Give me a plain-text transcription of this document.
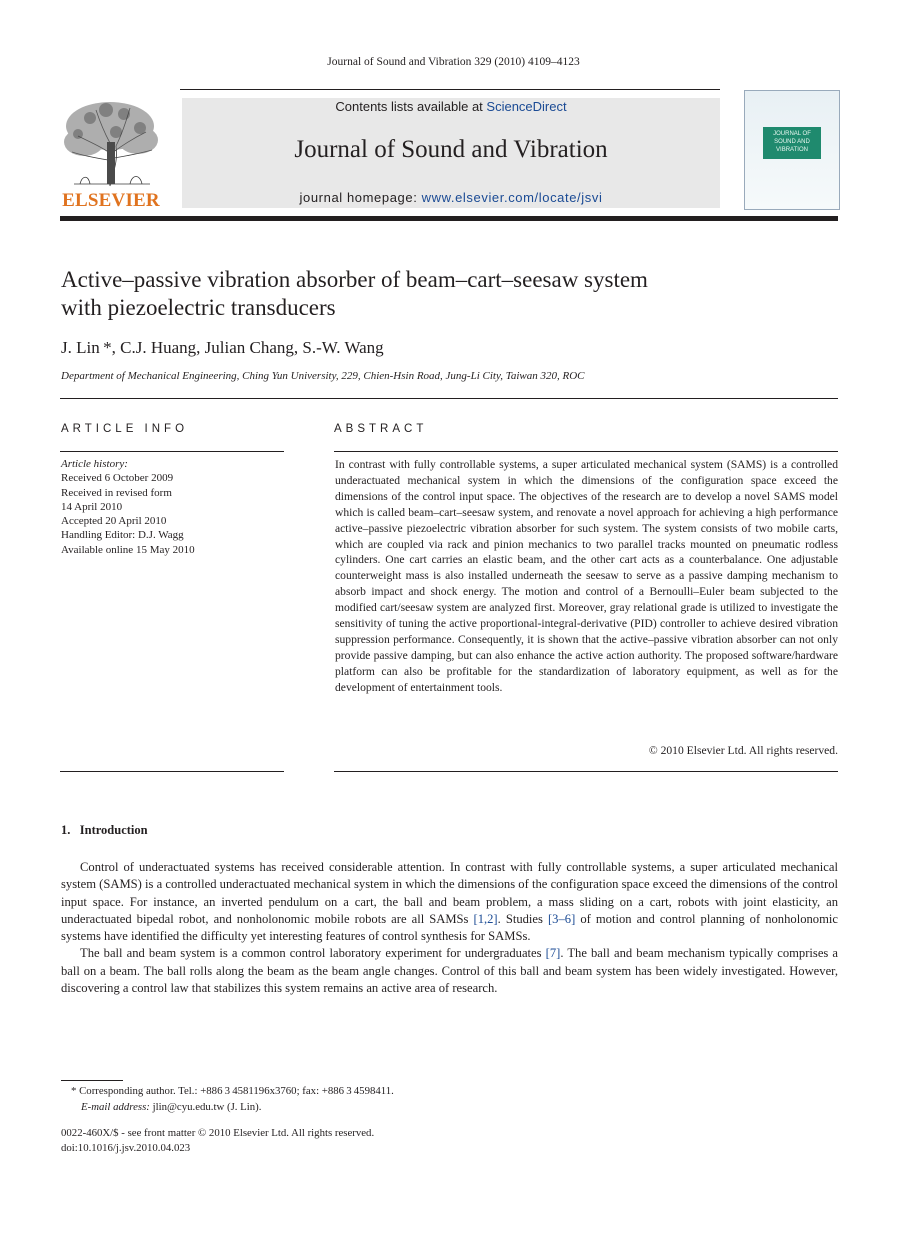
Journal of Sound and Vibration 329 (2010) 4109–4123
ELSEVIER
Contents lists available at ScienceDirect
Journal of Sound and Vibration
journal homepage: www.elsevier.com/locate/jsvi
JOURNAL OF SOUND AND VIBRATION
Active–passive vibration absorber of beam–cart–seesaw system
with piezoelectric transducers
J. Lin *, C.J. Huang, Julian Chang, S.-W. Wang
Department of Mechanical Engineering, Ching Yun University, 229, Chien-Hsin Road, Jung-Li City, Taiwan 320, ROC
ARTICLE INFO	ABSTRACT
Article history:
Received 6 October 2009
Received in revised form
14 April 2010
Accepted 20 April 2010
Handling Editor: D.J. Wagg
Available online 15 May 2010
In contrast with fully controllable systems, a super articulated mechanical system (SAMS) is a controlled underactuated mechanical system in which the dimensions of the configuration space exceed the dimensions of the control input space. The objectives of the research are to develop a novel SAMS model which is called beam–cart–seesaw system, and renovate a novel approach for achieving a high performance active–passive piezoelectric vibration absorber for such system. The system consists of two mobile carts, which are coupled via rack and pinion mechanics to two parallel tracks mounted on pneumatic rodless cylinders. One cart carries an elastic beam, and the other cart acts as a counterbalance. One adjustable counterweight mass is also installed underneath the seesaw to serve as a passive damping mechanism to absorb impact and shock energy. The motion and control of a Bernoulli–Euler beam subjected to the modified cart/seesaw system are analyzed first. Moreover, gray relational grade is utilized to investigate the sensitivity of tuning the active proportional-integral-derivative (PID) controller to achieve desired vibration suppression performance. Consequently, it is shown that the active–passive vibration absorber can not only provide passive damping, but can also enhance the active action authority. The proposed software/hardware platform can also be profitable for the standardization of laboratory equipment, as well as for the development of entertainment tools.
© 2010 Elsevier Ltd. All rights reserved.
1.  Introduction

Control of underactuated systems has received considerable attention. In contrast with fully controllable systems, a super articulated mechanical system (SAMS) is a controlled underactuated mechanical system in which the dimensions of the configuration space exceed the dimensions of the control input space. For instance, an inverted pendulum on a cart, the ball and beam problem, a mass sliding on a cart, robots with joint elasticity, an underactuated bipedal robot, and nonholonomic mobile robots are all SAMSs [1,2]. Studies [3–6] of motion and control planning of nonholonomic systems have identified the difficulty yet interesting features of control synthesis for SAMSs.

The ball and beam system is a common control laboratory experiment for undergraduates [7]. The ball and beam mechanism typically comprises a ball on a beam. The ball rolls along the beam as the beam angle changes. Control of this ball and beam system has been widely investigated. However, discovering a control law that stabilizes this system remains an active area of research.

* Corresponding author. Tel.: +886 3 4581196x3760; fax: +886 3 4598411.
E-mail address: jlin@cyu.edu.tw (J. Lin).
0022-460X/$ - see front matter © 2010 Elsevier Ltd. All rights reserved.
doi:10.1016/j.jsv.2010.04.023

- YOUR GOAL: Except for the pictures, copy every line of the records above exactly.

- RIGHT ANSWER:
Give me a plain-text transcription of this document.
Journal of Sound and Vibration 329 (2010) 4109–4123
ELSEVIER
Contents lists available at ScienceDirect
Journal of Sound and Vibration
journal homepage: www.elsevier.com/locate/jsvi
JOURNAL OF SOUND AND VIBRATION
Active–passive vibration absorber of beam–cart–seesaw system
with piezoelectric transducers
J. Lin *, C.J. Huang, Julian Chang, S.-W. Wang
Department of Mechanical Engineering, Ching Yun University, 229, Chien-Hsin Road, Jung-Li City, Taiwan 320, ROC
ARTICLE INFO	ABSTRACT
Article history:
Received 6 October 2009
Received in revised form
14 April 2010
Accepted 20 April 2010
Handling Editor: D.J. Wagg
Available online 15 May 2010
In contrast with fully controllable systems, a super articulated mechanical system (SAMS) is a controlled underactuated mechanical system in which the dimensions of the configuration space exceed the dimensions of the control input space. The objectives of the research are to develop a novel SAMS model which is called beam–cart–seesaw system, and renovate a novel approach for achieving a high performance active–passive piezoelectric vibration absorber for such system. The system consists of two mobile carts, which are coupled via rack and pinion mechanics to two parallel tracks mounted on pneumatic rodless cylinders. One cart carries an elastic beam, and the other cart acts as a counterbalance. One adjustable counterweight mass is also installed underneath the seesaw to serve as a passive damping mechanism to absorb impact and shock energy. The motion and control of a Bernoulli–Euler beam subjected to the modified cart/seesaw system are analyzed first. Moreover, gray relational grade is utilized to investigate the sensitivity of tuning the active proportional-integral-derivative (PID) controller to achieve desired vibration suppression performance. Consequently, it is shown that the active–passive vibration absorber can not only provide passive damping, but can also enhance the active action authority. The proposed software/hardware platform can also be profitable for the standardization of laboratory equipment, as well as for the development of entertainment tools.
© 2010 Elsevier Ltd. All rights reserved.
1.  Introduction

Control of underactuated systems has received considerable attention. In contrast with fully controllable systems, a super articulated mechanical system (SAMS) is a controlled underactuated mechanical system in which the dimensions of the configuration space exceed the dimensions of the control input space. For instance, an inverted pendulum on a cart, the ball and beam problem, a mass sliding on a cart, robots with joint elasticity, an underactuated bipedal robot, and nonholonomic mobile robots are all SAMSs [1,2]. Studies [3–6] of motion and control planning of nonholonomic systems have identified the difficulty yet interesting features of control synthesis for SAMSs.

The ball and beam system is a common control laboratory experiment for undergraduates [7]. The ball and beam mechanism typically comprises a ball on a beam. The ball rolls along the beam as the beam angle changes. Control of this ball and beam system has been widely investigated. However, discovering a control law that stabilizes this system remains an active area of research.

* Corresponding author. Tel.: +886 3 4581196x3760; fax: +886 3 4598411.
E-mail address: jlin@cyu.edu.tw (J. Lin).
0022-460X/$ - see front matter © 2010 Elsevier Ltd. All rights reserved.
doi:10.1016/j.jsv.2010.04.023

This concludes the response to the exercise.